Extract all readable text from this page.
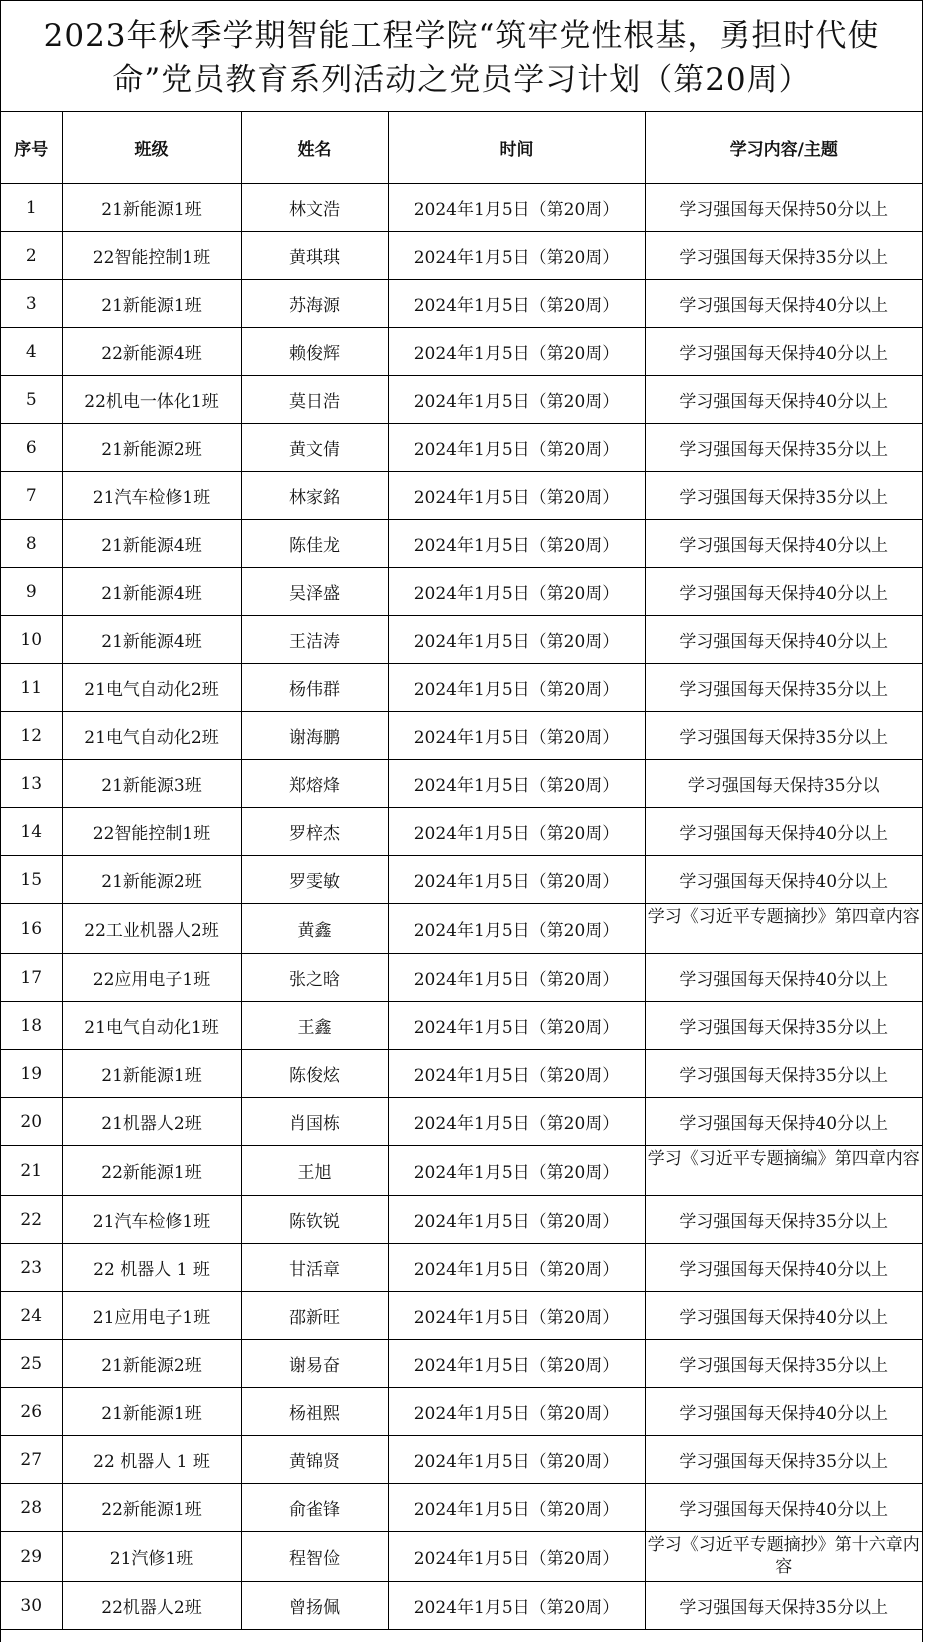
2023年秋季学期智能工程学院“筑牢党性根基，勇担时代使命”党员教育系列活动之党员学习计划（第20周）
序号	班级	姓名	时间	学习内容/主题
1	21新能源1班	林文浩	2024年1月5日（第20周）	学习强国每天保持50分以上
2	22智能控制1班	黄琪琪	2024年1月5日（第20周）	学习强国每天保持35分以上
3	21新能源1班	苏海源	2024年1月5日（第20周）	学习强国每天保持40分以上
4	22新能源4班	赖俊辉	2024年1月5日（第20周）	学习强国每天保持40分以上
5	22机电一体化1班	莫日浩	2024年1月5日（第20周）	学习强国每天保持40分以上
6	21新能源2班	黄文倩	2024年1月5日（第20周）	学习强国每天保持35分以上
7	21汽车检修1班	林家銘	2024年1月5日（第20周）	学习强国每天保持35分以上
8	21新能源4班	陈佳龙	2024年1月5日（第20周）	学习强国每天保持40分以上
9	21新能源4班	吴泽盛	2024年1月5日（第20周）	学习强国每天保持40分以上
10	21新能源4班	王洁涛	2024年1月5日（第20周）	学习强国每天保持40分以上
11	21电气自动化2班	杨伟群	2024年1月5日（第20周）	学习强国每天保持35分以上
12	21电气自动化2班	谢海鹏	2024年1月5日（第20周）	学习强国每天保持35分以上
13	21新能源3班	郑熔烽	2024年1月5日（第20周）	学习强国每天保持35分以
14	22智能控制1班	罗梓杰	2024年1月5日（第20周）	学习强国每天保持40分以上
15	21新能源2班	罗雯敏	2024年1月5日（第20周）	学习强国每天保持40分以上
16	22工业机器人2班	黄鑫	2024年1月5日（第20周）	学习《习近平专题摘抄》第四章内容

17	22应用电子1班	张之晗	2024年1月5日（第20周）	学习强国每天保持40分以上
18	21电气自动化1班	王鑫	2024年1月5日（第20周）	学习强国每天保持35分以上
19	21新能源1班	陈俊炫	2024年1月5日（第20周）	学习强国每天保持35分以上
20	21机器人2班	肖国栋	2024年1月5日（第20周）	学习强国每天保持40分以上
21	22新能源1班	王旭	2024年1月5日（第20周）	学习《习近平专题摘编》第四章内容

22	21汽车检修1班	陈钦锐	2024年1月5日（第20周）	学习强国每天保持35分以上
23	22 机器人 1 班	甘活章	2024年1月5日（第20周）	学习强国每天保持40分以上
24	21应用电子1班	邵新旺	2024年1月5日（第20周）	学习强国每天保持40分以上
25	21新能源2班	谢易奋	2024年1月5日（第20周）	学习强国每天保持35分以上
26	21新能源1班	杨祖熙	2024年1月5日（第20周）	学习强国每天保持40分以上
27	22 机器人 1 班	黄锦贤	2024年1月5日（第20周）	学习强国每天保持35分以上
28	22新能源1班	俞雀锋	2024年1月5日（第20周）	学习强国每天保持40分以上
29	21汽修1班	程智俭	2024年1月5日（第20周）	学习《习近平专题摘抄》第十六章内容

30	22机器人2班	曾扬佩	2024年1月5日（第20周）	学习强国每天保持35分以上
____________________
■ **EXERCISE BRIEF**
Repeat the records above exactly, leaving out any pictures they contain.

■ **REPLY TO THE TASK**
Extract all readable text from this page.
2023年秋季学期智能工程学院“筑牢党性根基，勇担时代使命”党员教育系列活动之党员学习计划（第20周）
序号	班级	姓名	时间	学习内容/主题
1	21新能源1班	林文浩	2024年1月5日（第20周）	学习强国每天保持50分以上
2	22智能控制1班	黄琪琪	2024年1月5日（第20周）	学习强国每天保持35分以上
3	21新能源1班	苏海源	2024年1月5日（第20周）	学习强国每天保持40分以上
4	22新能源4班	赖俊辉	2024年1月5日（第20周）	学习强国每天保持40分以上
5	22机电一体化1班	莫日浩	2024年1月5日（第20周）	学习强国每天保持40分以上
6	21新能源2班	黄文倩	2024年1月5日（第20周）	学习强国每天保持35分以上
7	21汽车检修1班	林家銘	2024年1月5日（第20周）	学习强国每天保持35分以上
8	21新能源4班	陈佳龙	2024年1月5日（第20周）	学习强国每天保持40分以上
9	21新能源4班	吴泽盛	2024年1月5日（第20周）	学习强国每天保持40分以上
10	21新能源4班	王洁涛	2024年1月5日（第20周）	学习强国每天保持40分以上
11	21电气自动化2班	杨伟群	2024年1月5日（第20周）	学习强国每天保持35分以上
12	21电气自动化2班	谢海鹏	2024年1月5日（第20周）	学习强国每天保持35分以上
13	21新能源3班	郑熔烽	2024年1月5日（第20周）	学习强国每天保持35分以
14	22智能控制1班	罗梓杰	2024年1月5日（第20周）	学习强国每天保持40分以上
15	21新能源2班	罗雯敏	2024年1月5日（第20周）	学习强国每天保持40分以上
16	22工业机器人2班	黄鑫	2024年1月5日（第20周）	学习《习近平专题摘抄》第四章内容

17	22应用电子1班	张之晗	2024年1月5日（第20周）	学习强国每天保持40分以上
18	21电气自动化1班	王鑫	2024年1月5日（第20周）	学习强国每天保持35分以上
19	21新能源1班	陈俊炫	2024年1月5日（第20周）	学习强国每天保持35分以上
20	21机器人2班	肖国栋	2024年1月5日（第20周）	学习强国每天保持40分以上
21	22新能源1班	王旭	2024年1月5日（第20周）	学习《习近平专题摘编》第四章内容

22	21汽车检修1班	陈钦锐	2024年1月5日（第20周）	学习强国每天保持35分以上
23	22 机器人 1 班	甘活章	2024年1月5日（第20周）	学习强国每天保持40分以上
24	21应用电子1班	邵新旺	2024年1月5日（第20周）	学习强国每天保持40分以上
25	21新能源2班	谢易奋	2024年1月5日（第20周）	学习强国每天保持35分以上
26	21新能源1班	杨祖熙	2024年1月5日（第20周）	学习强国每天保持40分以上
27	22 机器人 1 班	黄锦贤	2024年1月5日（第20周）	学习强国每天保持35分以上
28	22新能源1班	俞雀锋	2024年1月5日（第20周）	学习强国每天保持40分以上
29	21汽修1班	程智俭	2024年1月5日（第20周）	学习《习近平专题摘抄》第十六章内容

30	22机器人2班	曾扬佩	2024年1月5日（第20周）	学习强国每天保持35分以上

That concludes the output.